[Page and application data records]
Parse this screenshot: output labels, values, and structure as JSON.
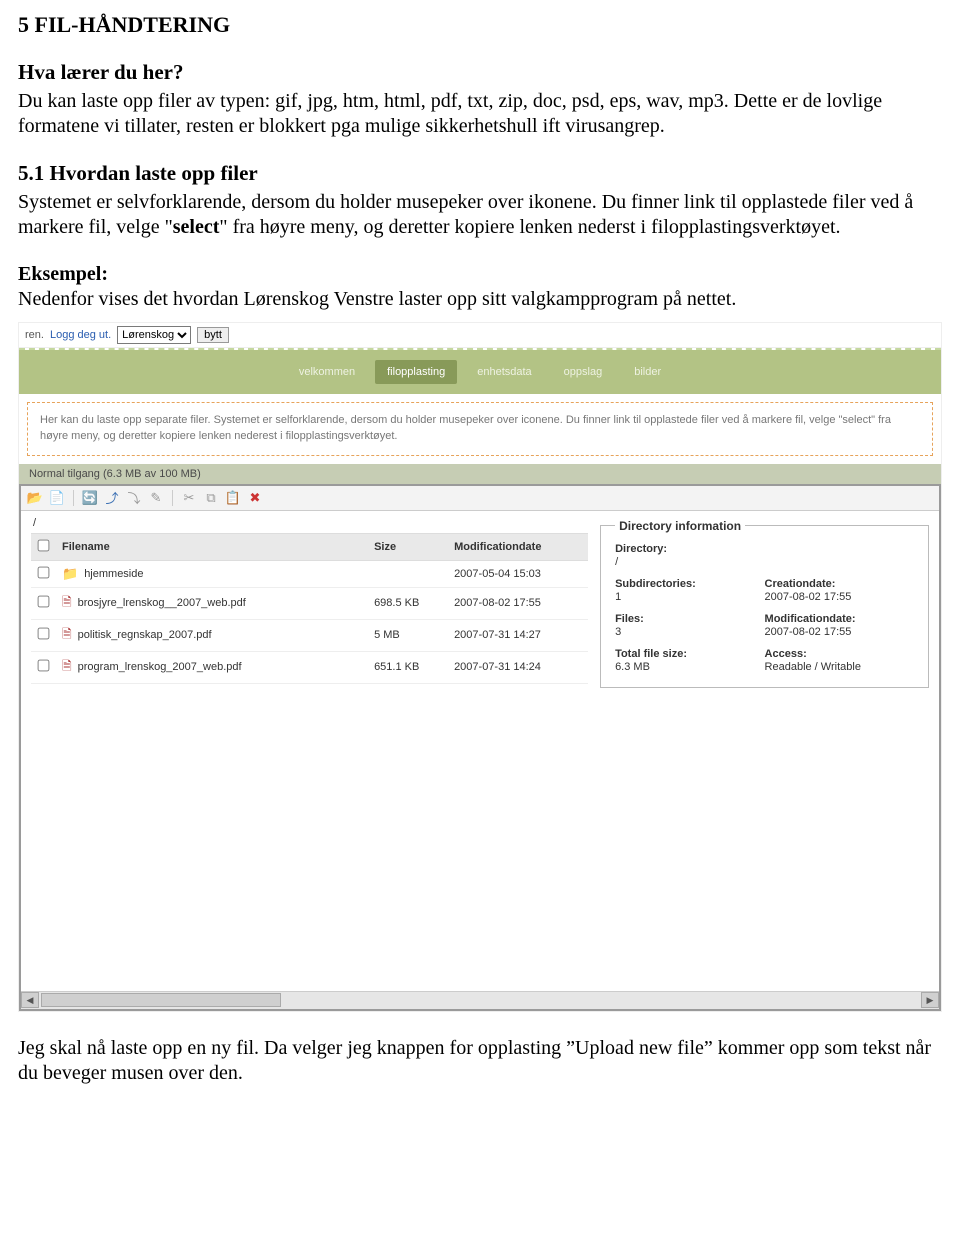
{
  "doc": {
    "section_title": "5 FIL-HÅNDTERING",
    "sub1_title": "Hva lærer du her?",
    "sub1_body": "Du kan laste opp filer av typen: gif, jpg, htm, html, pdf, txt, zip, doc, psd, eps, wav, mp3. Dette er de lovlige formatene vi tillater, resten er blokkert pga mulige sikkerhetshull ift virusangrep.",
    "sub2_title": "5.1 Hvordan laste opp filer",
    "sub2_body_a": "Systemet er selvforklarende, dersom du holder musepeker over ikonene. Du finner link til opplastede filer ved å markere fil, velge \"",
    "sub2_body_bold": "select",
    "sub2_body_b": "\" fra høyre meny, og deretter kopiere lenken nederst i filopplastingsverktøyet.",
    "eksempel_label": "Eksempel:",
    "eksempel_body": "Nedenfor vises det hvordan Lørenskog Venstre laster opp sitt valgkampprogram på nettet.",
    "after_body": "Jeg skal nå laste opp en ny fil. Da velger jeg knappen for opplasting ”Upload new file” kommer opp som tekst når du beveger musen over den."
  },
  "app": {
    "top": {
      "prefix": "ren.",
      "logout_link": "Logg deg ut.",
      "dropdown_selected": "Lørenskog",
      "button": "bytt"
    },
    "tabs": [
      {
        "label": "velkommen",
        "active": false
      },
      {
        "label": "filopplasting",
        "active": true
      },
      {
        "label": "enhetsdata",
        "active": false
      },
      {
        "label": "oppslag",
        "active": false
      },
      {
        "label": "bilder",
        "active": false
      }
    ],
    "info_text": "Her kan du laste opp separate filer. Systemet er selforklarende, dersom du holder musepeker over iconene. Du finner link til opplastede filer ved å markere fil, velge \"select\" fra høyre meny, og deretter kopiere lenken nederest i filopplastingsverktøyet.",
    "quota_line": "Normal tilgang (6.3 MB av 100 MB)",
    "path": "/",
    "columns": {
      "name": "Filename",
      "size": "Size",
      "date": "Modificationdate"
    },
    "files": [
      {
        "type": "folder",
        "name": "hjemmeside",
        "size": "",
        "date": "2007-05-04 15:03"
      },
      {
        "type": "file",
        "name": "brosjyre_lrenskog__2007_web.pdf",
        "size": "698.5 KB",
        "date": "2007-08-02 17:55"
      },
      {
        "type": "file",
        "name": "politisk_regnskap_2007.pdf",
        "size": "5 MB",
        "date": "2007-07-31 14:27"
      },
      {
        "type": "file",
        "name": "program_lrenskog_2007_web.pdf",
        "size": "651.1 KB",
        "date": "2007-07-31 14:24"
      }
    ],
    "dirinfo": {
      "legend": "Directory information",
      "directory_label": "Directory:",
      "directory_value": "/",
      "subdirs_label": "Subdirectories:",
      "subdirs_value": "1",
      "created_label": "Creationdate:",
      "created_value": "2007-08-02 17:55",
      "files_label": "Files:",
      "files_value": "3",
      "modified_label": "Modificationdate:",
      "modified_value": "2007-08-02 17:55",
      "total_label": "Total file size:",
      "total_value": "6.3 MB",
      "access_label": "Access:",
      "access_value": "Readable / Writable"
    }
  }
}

## Work task
Using the entries above, find all lines with "over". Copy them.

## Response below
    "sub2_body_a": "Systemet er selvforklarende, dersom du holder musepeker over ikonene. Du finner link til opplastede filer ved å markere fil, velge \"",
    "after_body": "Jeg skal nå laste opp en ny fil. Da velger jeg knappen for opplasting ”Upload new file” kommer opp som tekst når du beveger musen over den."
    "info_text": "Her kan du laste opp separate filer. Systemet er selforklarende, dersom du holder musepeker over iconene. Du finner link til opplastede filer ved å markere fil, velge \"select\" fra høyre meny, og deretter kopiere lenken nederest i filopplastingsverktøyet.",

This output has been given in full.